** Begin ENTRIES SHOWN **
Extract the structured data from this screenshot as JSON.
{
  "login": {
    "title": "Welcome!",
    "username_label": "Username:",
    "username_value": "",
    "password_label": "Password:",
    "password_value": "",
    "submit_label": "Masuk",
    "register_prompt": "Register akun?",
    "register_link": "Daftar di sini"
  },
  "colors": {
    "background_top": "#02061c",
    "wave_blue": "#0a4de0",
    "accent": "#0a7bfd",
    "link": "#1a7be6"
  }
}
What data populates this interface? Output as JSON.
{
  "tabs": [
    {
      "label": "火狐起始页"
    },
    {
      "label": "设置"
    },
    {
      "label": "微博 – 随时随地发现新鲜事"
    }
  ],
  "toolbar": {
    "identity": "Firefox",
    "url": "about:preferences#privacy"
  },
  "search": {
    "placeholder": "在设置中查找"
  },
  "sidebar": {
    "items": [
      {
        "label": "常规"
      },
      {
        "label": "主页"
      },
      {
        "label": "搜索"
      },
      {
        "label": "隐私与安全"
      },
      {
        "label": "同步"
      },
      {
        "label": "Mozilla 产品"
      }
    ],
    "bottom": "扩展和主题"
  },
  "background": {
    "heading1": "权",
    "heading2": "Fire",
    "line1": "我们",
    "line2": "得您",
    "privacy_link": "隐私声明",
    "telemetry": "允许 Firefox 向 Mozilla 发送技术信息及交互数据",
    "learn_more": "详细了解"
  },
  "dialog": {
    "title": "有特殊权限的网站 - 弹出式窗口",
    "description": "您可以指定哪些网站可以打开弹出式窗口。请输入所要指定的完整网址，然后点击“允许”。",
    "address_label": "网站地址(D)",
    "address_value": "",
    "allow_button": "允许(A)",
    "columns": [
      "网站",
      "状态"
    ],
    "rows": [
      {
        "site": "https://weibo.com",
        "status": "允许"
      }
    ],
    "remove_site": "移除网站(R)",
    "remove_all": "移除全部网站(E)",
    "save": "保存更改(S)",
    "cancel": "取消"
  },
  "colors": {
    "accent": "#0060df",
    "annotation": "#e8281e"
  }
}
** End ENTRIES SHOWN **
### WHAT THE EXERCISE ASKS
Scan the data for the word "Mozilla" and copy every line where it shows up.

### OUTPUT
        "label": "Mozilla 产品"
    "telemetry": "允许 Firefox 向 Mozilla 发送技术信息及交互数据",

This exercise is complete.